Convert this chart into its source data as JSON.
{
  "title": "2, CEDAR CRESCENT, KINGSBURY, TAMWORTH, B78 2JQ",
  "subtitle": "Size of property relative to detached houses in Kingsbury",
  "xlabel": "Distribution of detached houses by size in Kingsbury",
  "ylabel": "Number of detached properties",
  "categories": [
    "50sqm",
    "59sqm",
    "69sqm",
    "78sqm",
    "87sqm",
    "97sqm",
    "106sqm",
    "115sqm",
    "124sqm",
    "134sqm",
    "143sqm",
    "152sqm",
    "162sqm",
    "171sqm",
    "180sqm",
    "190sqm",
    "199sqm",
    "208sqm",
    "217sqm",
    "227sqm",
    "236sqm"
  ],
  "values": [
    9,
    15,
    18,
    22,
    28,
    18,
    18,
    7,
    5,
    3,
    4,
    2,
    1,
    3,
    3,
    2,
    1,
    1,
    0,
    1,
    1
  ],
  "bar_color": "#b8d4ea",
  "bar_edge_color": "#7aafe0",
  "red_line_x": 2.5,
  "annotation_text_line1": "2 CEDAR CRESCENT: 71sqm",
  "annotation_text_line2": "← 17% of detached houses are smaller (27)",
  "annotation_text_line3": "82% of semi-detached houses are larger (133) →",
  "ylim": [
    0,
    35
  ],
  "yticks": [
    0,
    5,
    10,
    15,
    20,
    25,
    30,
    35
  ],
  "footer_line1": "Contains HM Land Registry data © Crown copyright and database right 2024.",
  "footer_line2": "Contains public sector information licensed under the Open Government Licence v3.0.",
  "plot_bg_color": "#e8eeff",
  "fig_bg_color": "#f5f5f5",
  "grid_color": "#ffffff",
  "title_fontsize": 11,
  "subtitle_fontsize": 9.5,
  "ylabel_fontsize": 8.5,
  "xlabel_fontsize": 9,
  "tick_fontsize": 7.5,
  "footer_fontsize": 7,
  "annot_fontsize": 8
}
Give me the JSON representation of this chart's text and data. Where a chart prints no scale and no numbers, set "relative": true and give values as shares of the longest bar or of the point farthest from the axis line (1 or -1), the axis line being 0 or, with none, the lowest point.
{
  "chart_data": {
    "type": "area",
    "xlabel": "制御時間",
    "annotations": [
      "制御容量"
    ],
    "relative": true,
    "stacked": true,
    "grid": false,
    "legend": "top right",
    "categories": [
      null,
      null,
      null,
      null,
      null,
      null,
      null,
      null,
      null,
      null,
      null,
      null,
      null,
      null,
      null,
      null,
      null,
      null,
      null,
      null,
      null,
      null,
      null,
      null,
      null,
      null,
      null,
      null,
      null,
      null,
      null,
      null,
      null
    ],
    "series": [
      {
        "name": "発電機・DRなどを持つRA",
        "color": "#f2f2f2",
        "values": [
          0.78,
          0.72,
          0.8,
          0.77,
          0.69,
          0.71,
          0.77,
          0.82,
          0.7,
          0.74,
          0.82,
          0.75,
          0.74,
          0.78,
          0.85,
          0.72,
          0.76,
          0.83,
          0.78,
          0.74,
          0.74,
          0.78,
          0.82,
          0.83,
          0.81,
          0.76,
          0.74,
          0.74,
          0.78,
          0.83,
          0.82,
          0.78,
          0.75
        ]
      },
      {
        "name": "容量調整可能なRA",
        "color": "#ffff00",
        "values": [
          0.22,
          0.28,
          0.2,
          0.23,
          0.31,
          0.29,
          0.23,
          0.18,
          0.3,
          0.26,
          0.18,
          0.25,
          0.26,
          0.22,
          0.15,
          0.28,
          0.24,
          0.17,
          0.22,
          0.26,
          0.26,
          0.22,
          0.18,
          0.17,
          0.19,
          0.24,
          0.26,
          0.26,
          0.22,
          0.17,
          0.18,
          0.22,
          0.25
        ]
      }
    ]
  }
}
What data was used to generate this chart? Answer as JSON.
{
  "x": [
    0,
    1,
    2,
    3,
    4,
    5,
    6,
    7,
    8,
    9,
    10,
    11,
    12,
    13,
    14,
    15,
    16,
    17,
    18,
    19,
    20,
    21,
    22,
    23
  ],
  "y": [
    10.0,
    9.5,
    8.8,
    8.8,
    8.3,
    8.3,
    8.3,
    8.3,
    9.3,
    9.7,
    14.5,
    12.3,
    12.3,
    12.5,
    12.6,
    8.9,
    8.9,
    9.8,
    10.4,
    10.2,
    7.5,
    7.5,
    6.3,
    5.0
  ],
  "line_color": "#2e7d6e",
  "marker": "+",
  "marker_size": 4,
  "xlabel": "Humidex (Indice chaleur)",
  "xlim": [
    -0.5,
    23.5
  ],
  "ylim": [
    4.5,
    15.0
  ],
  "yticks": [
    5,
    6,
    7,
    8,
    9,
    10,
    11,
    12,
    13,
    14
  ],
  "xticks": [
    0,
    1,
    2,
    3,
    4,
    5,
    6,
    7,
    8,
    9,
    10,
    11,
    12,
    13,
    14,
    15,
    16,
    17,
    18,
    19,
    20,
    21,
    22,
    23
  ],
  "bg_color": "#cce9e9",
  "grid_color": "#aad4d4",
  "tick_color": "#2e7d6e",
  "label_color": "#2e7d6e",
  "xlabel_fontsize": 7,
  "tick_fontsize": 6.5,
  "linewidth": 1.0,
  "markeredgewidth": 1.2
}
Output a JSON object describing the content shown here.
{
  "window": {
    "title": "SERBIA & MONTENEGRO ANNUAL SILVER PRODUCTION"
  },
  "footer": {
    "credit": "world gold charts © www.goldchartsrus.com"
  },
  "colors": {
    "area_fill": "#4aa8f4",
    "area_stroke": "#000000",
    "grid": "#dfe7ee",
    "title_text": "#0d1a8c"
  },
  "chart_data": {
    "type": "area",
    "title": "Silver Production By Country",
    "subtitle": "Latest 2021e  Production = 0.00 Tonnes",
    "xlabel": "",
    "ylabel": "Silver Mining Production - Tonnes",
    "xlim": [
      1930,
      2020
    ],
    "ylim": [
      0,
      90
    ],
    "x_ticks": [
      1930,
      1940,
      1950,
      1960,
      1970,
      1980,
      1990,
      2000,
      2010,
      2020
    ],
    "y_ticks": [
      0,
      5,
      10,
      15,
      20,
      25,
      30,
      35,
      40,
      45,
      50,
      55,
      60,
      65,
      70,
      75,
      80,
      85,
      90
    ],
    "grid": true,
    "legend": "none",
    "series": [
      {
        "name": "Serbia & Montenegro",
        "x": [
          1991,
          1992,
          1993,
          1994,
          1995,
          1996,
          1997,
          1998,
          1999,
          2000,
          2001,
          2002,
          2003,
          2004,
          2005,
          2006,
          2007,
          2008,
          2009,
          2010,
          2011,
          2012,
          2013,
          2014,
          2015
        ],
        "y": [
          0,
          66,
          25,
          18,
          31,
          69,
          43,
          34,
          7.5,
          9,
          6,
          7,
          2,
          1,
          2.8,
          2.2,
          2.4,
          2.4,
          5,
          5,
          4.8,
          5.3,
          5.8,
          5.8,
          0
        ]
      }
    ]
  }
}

## Exercise prompt
Please output the entries above, every line exactly as it reads.

## Answer to this problem
Convert this chart into its source data as JSON.
{
  "title": "2, CEDAR CRESCENT, KINGSBURY, TAMWORTH, B78 2JQ",
  "subtitle": "Size of property relative to detached houses in Kingsbury",
  "xlabel": "Distribution of detached houses by size in Kingsbury",
  "ylabel": "Number of detached properties",
  "categories": [
    "50sqm",
    "59sqm",
    "69sqm",
    "78sqm",
    "87sqm",
    "97sqm",
    "106sqm",
    "115sqm",
    "124sqm",
    "134sqm",
    "143sqm",
    "152sqm",
    "162sqm",
    "171sqm",
    "180sqm",
    "190sqm",
    "199sqm",
    "208sqm",
    "217sqm",
    "227sqm",
    "236sqm"
  ],
  "values": [
    9,
    15,
    18,
    22,
    28,
    18,
    18,
    7,
    5,
    3,
    4,
    2,
    1,
    3,
    3,
    2,
    1,
    1,
    0,
    1,
    1
  ],
  "bar_color": "#b8d4ea",
  "bar_edge_color": "#7aafe0",
  "red_line_x": 2.5,
  "annotation_text_line1": "2 CEDAR CRESCENT: 71sqm",
  "annotation_text_line2": "← 17% of detached houses are smaller (27)",
  "annotation_text_line3": "82% of semi-detached houses are larger (133) →",
  "ylim": [
    0,
    35
  ],
  "yticks": [
    0,
    5,
    10,
    15,
    20,
    25,
    30,
    35
  ],
  "footer_line1": "Contains HM Land Registry data © Crown copyright and database right 2024.",
  "footer_line2": "Contains public sector information licensed under the Open Government Licence v3.0.",
  "plot_bg_color": "#e8eeff",
  "fig_bg_color": "#f5f5f5",
  "grid_color": "#ffffff",
  "title_fontsize": 11,
  "subtitle_fontsize": 9.5,
  "ylabel_fontsize": 8.5,
  "xlabel_fontsize": 9,
  "tick_fontsize": 7.5,
  "footer_fontsize": 7,
  "annot_fontsize": 8
}
Give me the JSON representation of this chart's text and data. Where a chart prints no scale and no numbers, set "relative": true and give values as shares of the longest bar or of the point farthest from the axis line (1 or -1), the axis line being 0 or, with none, the lowest point.
{
  "chart_data": {
    "type": "area",
    "xlabel": "制御時間",
    "annotations": [
      "制御容量"
    ],
    "relative": true,
    "stacked": true,
    "grid": false,
    "legend": "top right",
    "categories": [
      null,
      null,
      null,
      null,
      null,
      null,
      null,
      null,
      null,
      null,
      null,
      null,
      null,
      null,
      null,
      null,
      null,
      null,
      null,
      null,
      null,
      null,
      null,
      null,
      null,
      null,
      null,
      null,
      null,
      null,
      null,
      null,
      null
    ],
    "series": [
      {
        "name": "発電機・DRなどを持つRA",
        "color": "#f2f2f2",
        "values": [
          0.78,
          0.72,
          0.8,
          0.77,
          0.69,
          0.71,
          0.77,
          0.82,
          0.7,
          0.74,
          0.82,
          0.75,
          0.74,
          0.78,
          0.85,
          0.72,
          0.76,
          0.83,
          0.78,
          0.74,
          0.74,
          0.78,
          0.82,
          0.83,
          0.81,
          0.76,
          0.74,
          0.74,
          0.78,
          0.83,
          0.82,
          0.78,
          0.75
        ]
      },
      {
        "name": "容量調整可能なRA",
        "color": "#ffff00",
        "values": [
          0.22,
          0.28,
          0.2,
          0.23,
          0.31,
          0.29,
          0.23,
          0.18,
          0.3,
          0.26,
          0.18,
          0.25,
          0.26,
          0.22,
          0.15,
          0.28,
          0.24,
          0.17,
          0.22,
          0.26,
          0.26,
          0.22,
          0.18,
          0.17,
          0.19,
          0.24,
          0.26,
          0.26,
          0.22,
          0.17,
          0.18,
          0.22,
          0.25
        ]
      }
    ]
  }
}
What data was used to generate this chart? Answer as JSON.
{
  "x": [
    0,
    1,
    2,
    3,
    4,
    5,
    6,
    7,
    8,
    9,
    10,
    11,
    12,
    13,
    14,
    15,
    16,
    17,
    18,
    19,
    20,
    21,
    22,
    23
  ],
  "y": [
    10.0,
    9.5,
    8.8,
    8.8,
    8.3,
    8.3,
    8.3,
    8.3,
    9.3,
    9.7,
    14.5,
    12.3,
    12.3,
    12.5,
    12.6,
    8.9,
    8.9,
    9.8,
    10.4,
    10.2,
    7.5,
    7.5,
    6.3,
    5.0
  ],
  "line_color": "#2e7d6e",
  "marker": "+",
  "marker_size": 4,
  "xlabel": "Humidex (Indice chaleur)",
  "xlim": [
    -0.5,
    23.5
  ],
  "ylim": [
    4.5,
    15.0
  ],
  "yticks": [
    5,
    6,
    7,
    8,
    9,
    10,
    11,
    12,
    13,
    14
  ],
  "xticks": [
    0,
    1,
    2,
    3,
    4,
    5,
    6,
    7,
    8,
    9,
    10,
    11,
    12,
    13,
    14,
    15,
    16,
    17,
    18,
    19,
    20,
    21,
    22,
    23
  ],
  "bg_color": "#cce9e9",
  "grid_color": "#aad4d4",
  "tick_color": "#2e7d6e",
  "label_color": "#2e7d6e",
  "xlabel_fontsize": 7,
  "tick_fontsize": 6.5,
  "linewidth": 1.0,
  "markeredgewidth": 1.2
}
Output a JSON object describing the content shown here.
{
  "window": {
    "title": "SERBIA & MONTENEGRO ANNUAL SILVER PRODUCTION"
  },
  "footer": {
    "credit": "world gold charts © www.goldchartsrus.com"
  },
  "colors": {
    "area_fill": "#4aa8f4",
    "area_stroke": "#000000",
    "grid": "#dfe7ee",
    "title_text": "#0d1a8c"
  },
  "chart_data": {
    "type": "area",
    "title": "Silver Production By Country",
    "subtitle": "Latest 2021e  Production = 0.00 Tonnes",
    "xlabel": "",
    "ylabel": "Silver Mining Production - Tonnes",
    "xlim": [
      1930,
      2020
    ],
    "ylim": [
      0,
      90
    ],
    "x_ticks": [
      1930,
      1940,
      1950,
      1960,
      1970,
      1980,
      1990,
      2000,
      2010,
      2020
    ],
    "y_ticks": [
      0,
      5,
      10,
      15,
      20,
      25,
      30,
      35,
      40,
      45,
      50,
      55,
      60,
      65,
      70,
      75,
      80,
      85,
      90
    ],
    "grid": true,
    "legend": "none",
    "series": [
      {
        "name": "Serbia & Montenegro",
        "x": [
          1991,
          1992,
          1993,
          1994,
          1995,
          1996,
          1997,
          1998,
          1999,
          2000,
          2001,
          2002,
          2003,
          2004,
          2005,
          2006,
          2007,
          2008,
          2009,
          2010,
          2011,
          2012,
          2013,
          2014,
          2015
        ],
        "y": [
          0,
          66,
          25,
          18,
          31,
          69,
          43,
          34,
          7.5,
          9,
          6,
          7,
          2,
          1,
          2.8,
          2.2,
          2.4,
          2.4,
          5,
          5,
          4.8,
          5.3,
          5.8,
          5.8,
          0
        ]
      }
    ]
  }
}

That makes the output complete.